*Task*
Rewrite the entries below, substituting "Account Holder" for every occurrence of "Mahnoor Faisal" and leaving everything else unchanged.
┌──
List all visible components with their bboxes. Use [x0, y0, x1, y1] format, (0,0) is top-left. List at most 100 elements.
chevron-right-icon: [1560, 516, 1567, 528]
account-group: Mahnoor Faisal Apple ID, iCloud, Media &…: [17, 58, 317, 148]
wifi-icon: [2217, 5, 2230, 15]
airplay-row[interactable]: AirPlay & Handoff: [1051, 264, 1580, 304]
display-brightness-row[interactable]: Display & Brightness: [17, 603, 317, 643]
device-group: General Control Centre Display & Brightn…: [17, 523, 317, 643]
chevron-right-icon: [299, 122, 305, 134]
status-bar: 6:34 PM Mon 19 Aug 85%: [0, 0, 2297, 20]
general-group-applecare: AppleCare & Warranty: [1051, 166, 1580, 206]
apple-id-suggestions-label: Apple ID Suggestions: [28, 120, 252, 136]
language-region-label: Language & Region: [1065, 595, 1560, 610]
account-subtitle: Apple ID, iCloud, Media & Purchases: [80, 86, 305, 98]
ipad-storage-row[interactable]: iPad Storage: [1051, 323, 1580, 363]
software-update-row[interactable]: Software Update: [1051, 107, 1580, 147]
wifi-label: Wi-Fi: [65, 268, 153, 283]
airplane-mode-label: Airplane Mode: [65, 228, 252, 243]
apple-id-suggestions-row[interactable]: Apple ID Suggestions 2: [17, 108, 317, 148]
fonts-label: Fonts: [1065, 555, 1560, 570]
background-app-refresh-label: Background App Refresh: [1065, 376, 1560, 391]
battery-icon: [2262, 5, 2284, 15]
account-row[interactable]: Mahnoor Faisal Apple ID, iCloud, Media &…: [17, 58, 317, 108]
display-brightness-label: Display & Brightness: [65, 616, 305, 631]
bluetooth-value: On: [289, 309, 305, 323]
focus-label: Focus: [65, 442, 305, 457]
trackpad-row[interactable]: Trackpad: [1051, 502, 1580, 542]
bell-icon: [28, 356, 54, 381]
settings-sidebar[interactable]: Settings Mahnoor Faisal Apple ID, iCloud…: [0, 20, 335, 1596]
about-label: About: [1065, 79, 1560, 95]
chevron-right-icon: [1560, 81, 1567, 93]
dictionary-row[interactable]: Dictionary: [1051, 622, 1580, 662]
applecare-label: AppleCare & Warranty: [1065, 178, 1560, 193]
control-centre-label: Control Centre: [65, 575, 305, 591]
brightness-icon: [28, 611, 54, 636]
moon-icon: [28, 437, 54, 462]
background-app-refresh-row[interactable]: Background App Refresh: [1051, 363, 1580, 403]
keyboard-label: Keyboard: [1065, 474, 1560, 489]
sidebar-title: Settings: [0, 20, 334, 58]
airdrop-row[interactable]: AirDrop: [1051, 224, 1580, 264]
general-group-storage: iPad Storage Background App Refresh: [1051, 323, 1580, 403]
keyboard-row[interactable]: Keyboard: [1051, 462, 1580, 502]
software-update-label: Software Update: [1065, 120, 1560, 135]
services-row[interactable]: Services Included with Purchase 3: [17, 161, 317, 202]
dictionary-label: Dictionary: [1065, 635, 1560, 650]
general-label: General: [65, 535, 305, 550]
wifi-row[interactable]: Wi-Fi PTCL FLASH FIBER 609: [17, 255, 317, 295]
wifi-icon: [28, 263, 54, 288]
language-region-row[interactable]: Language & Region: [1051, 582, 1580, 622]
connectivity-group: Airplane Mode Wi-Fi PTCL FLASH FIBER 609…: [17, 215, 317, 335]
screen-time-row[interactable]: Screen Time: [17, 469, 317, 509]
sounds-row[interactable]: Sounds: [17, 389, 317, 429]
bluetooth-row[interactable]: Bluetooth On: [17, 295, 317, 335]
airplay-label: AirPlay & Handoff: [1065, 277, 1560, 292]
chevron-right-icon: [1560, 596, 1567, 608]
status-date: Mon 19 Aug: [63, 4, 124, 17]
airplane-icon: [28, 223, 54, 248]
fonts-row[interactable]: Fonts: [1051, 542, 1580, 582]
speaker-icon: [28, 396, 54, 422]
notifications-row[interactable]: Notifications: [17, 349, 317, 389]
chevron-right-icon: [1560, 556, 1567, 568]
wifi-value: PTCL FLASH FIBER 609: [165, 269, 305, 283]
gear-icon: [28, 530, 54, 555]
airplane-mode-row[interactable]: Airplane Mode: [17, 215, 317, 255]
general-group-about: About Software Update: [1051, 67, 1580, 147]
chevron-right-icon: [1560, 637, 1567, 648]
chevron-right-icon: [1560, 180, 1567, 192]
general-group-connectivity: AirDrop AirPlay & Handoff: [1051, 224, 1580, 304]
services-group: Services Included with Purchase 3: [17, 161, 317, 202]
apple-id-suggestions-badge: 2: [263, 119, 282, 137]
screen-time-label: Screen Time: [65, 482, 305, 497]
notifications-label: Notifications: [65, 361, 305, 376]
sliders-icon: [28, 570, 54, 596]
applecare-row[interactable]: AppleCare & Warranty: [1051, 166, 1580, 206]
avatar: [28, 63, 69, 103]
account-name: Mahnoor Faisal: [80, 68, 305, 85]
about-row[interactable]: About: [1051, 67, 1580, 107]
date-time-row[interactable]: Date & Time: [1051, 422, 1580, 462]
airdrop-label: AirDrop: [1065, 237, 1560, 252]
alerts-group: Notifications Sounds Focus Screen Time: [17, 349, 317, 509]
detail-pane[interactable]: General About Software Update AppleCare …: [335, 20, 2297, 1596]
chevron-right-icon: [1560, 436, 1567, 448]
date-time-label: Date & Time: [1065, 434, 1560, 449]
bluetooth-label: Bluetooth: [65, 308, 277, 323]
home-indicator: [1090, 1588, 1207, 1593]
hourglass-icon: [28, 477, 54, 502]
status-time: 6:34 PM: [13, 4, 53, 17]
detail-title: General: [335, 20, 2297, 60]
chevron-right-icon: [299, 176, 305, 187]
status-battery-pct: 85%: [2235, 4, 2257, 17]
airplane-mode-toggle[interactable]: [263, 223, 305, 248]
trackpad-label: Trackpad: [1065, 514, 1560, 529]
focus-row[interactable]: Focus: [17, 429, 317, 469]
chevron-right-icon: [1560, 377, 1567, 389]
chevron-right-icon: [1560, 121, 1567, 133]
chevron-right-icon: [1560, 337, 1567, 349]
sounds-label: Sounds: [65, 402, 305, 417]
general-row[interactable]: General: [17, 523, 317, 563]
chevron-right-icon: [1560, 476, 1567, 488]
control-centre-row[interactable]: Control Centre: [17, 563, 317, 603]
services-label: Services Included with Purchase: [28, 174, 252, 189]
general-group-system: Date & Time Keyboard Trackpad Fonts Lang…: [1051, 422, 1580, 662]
└──
*Correct response*
List all visible components with their bboxes. Use [x0, y0, x1, y1] format, (0,0) is top-left. List at most 100 elements.
chevron-right-icon: [1560, 516, 1567, 528]
account-group: Account Holder Apple ID, iCloud, Media &…: [17, 58, 317, 148]
wifi-icon: [2217, 5, 2230, 15]
airplay-row[interactable]: AirPlay & Handoff: [1051, 264, 1580, 304]
display-brightness-row[interactable]: Display & Brightness: [17, 603, 317, 643]
device-group: General Control Centre Display & Brightn…: [17, 523, 317, 643]
chevron-right-icon: [299, 122, 305, 134]
status-bar: 6:34 PM Mon 19 Aug 85%: [0, 0, 2297, 20]
general-group-applecare: AppleCare & Warranty: [1051, 166, 1580, 206]
apple-id-suggestions-label: Apple ID Suggestions: [28, 120, 252, 136]
language-region-label: Language & Region: [1065, 595, 1560, 610]
account-subtitle: Apple ID, iCloud, Media & Purchases: [80, 86, 305, 98]
ipad-storage-row[interactable]: iPad Storage: [1051, 323, 1580, 363]
software-update-row[interactable]: Software Update: [1051, 107, 1580, 147]
wifi-label: Wi-Fi: [65, 268, 153, 283]
airplane-mode-label: Airplane Mode: [65, 228, 252, 243]
apple-id-suggestions-row[interactable]: Apple ID Suggestions 2: [17, 108, 317, 148]
fonts-label: Fonts: [1065, 555, 1560, 570]
background-app-refresh-label: Background App Refresh: [1065, 376, 1560, 391]
battery-icon: [2262, 5, 2284, 15]
account-row[interactable]: Account Holder Apple ID, iCloud, Media &…: [17, 58, 317, 108]
display-brightness-label: Display & Brightness: [65, 616, 305, 631]
bluetooth-value: On: [289, 309, 305, 323]
focus-label: Focus: [65, 442, 305, 457]
trackpad-row[interactable]: Trackpad: [1051, 502, 1580, 542]
bell-icon: [28, 356, 54, 381]
settings-sidebar[interactable]: Settings Account Holder Apple ID, iCloud…: [0, 20, 335, 1596]
about-label: About: [1065, 79, 1560, 95]
chevron-right-icon: [1560, 81, 1567, 93]
dictionary-row[interactable]: Dictionary: [1051, 622, 1580, 662]
applecare-label: AppleCare & Warranty: [1065, 178, 1560, 193]
control-centre-label: Control Centre: [65, 575, 305, 591]
brightness-icon: [28, 611, 54, 636]
moon-icon: [28, 437, 54, 462]
background-app-refresh-row[interactable]: Background App Refresh: [1051, 363, 1580, 403]
keyboard-label: Keyboard: [1065, 474, 1560, 489]
sidebar-title: Settings: [0, 20, 334, 58]
airdrop-row[interactable]: AirDrop: [1051, 224, 1580, 264]
general-group-storage: iPad Storage Background App Refresh: [1051, 323, 1580, 403]
keyboard-row[interactable]: Keyboard: [1051, 462, 1580, 502]
software-update-label: Software Update: [1065, 120, 1560, 135]
services-row[interactable]: Services Included with Purchase 3: [17, 161, 317, 202]
dictionary-label: Dictionary: [1065, 635, 1560, 650]
general-label: General: [65, 535, 305, 550]
wifi-row[interactable]: Wi-Fi PTCL FLASH FIBER 609: [17, 255, 317, 295]
wifi-icon: [28, 263, 54, 288]
language-region-row[interactable]: Language & Region: [1051, 582, 1580, 622]
connectivity-group: Airplane Mode Wi-Fi PTCL FLASH FIBER 609…: [17, 215, 317, 335]
screen-time-row[interactable]: Screen Time: [17, 469, 317, 509]
sounds-row[interactable]: Sounds: [17, 389, 317, 429]
bluetooth-row[interactable]: Bluetooth On: [17, 295, 317, 335]
airplay-label: AirPlay & Handoff: [1065, 277, 1560, 292]
chevron-right-icon: [1560, 596, 1567, 608]
status-date: Mon 19 Aug: [63, 4, 124, 17]
airplane-icon: [28, 223, 54, 248]
fonts-row[interactable]: Fonts: [1051, 542, 1580, 582]
speaker-icon: [28, 396, 54, 422]
notifications-row[interactable]: Notifications: [17, 349, 317, 389]
chevron-right-icon: [1560, 556, 1567, 568]
wifi-value: PTCL FLASH FIBER 609: [165, 269, 305, 283]
gear-icon: [28, 530, 54, 555]
airplane-mode-row[interactable]: Airplane Mode: [17, 215, 317, 255]
general-group-about: About Software Update: [1051, 67, 1580, 147]
chevron-right-icon: [1560, 637, 1567, 648]
chevron-right-icon: [1560, 180, 1567, 192]
general-group-connectivity: AirDrop AirPlay & Handoff: [1051, 224, 1580, 304]
services-group: Services Included with Purchase 3: [17, 161, 317, 202]
apple-id-suggestions-badge: 2: [263, 119, 282, 137]
screen-time-label: Screen Time: [65, 482, 305, 497]
notifications-label: Notifications: [65, 361, 305, 376]
sliders-icon: [28, 570, 54, 596]
applecare-row[interactable]: AppleCare & Warranty: [1051, 166, 1580, 206]
avatar: [28, 63, 69, 103]
account-name: Account Holder: [80, 68, 305, 85]
about-row[interactable]: About: [1051, 67, 1580, 107]
date-time-row[interactable]: Date & Time: [1051, 422, 1580, 462]
airdrop-label: AirDrop: [1065, 237, 1560, 252]
alerts-group: Notifications Sounds Focus Screen Time: [17, 349, 317, 509]
detail-pane[interactable]: General About Software Update AppleCare …: [335, 20, 2297, 1596]
chevron-right-icon: [1560, 436, 1567, 448]
date-time-label: Date & Time: [1065, 434, 1560, 449]
bluetooth-label: Bluetooth: [65, 308, 277, 323]
home-indicator: [1090, 1588, 1207, 1593]
hourglass-icon: [28, 477, 54, 502]
status-time: 6:34 PM: [13, 4, 53, 17]
detail-title: General: [335, 20, 2297, 60]
chevron-right-icon: [299, 176, 305, 187]
status-battery-pct: 85%: [2235, 4, 2257, 17]
airplane-mode-toggle[interactable]: [263, 223, 305, 248]
trackpad-label: Trackpad: [1065, 514, 1560, 529]
focus-row[interactable]: Focus: [17, 429, 317, 469]
chevron-right-icon: [1560, 377, 1567, 389]
chevron-right-icon: [1560, 121, 1567, 133]
chevron-right-icon: [1560, 337, 1567, 349]
sounds-label: Sounds: [65, 402, 305, 417]
general-row[interactable]: General: [17, 523, 317, 563]
chevron-right-icon: [1560, 476, 1567, 488]
control-centre-row[interactable]: Control Centre: [17, 563, 317, 603]
services-label: Services Included with Purchase: [28, 174, 252, 189]
general-group-system: Date & Time Keyboard Trackpad Fonts Lang…: [1051, 422, 1580, 662]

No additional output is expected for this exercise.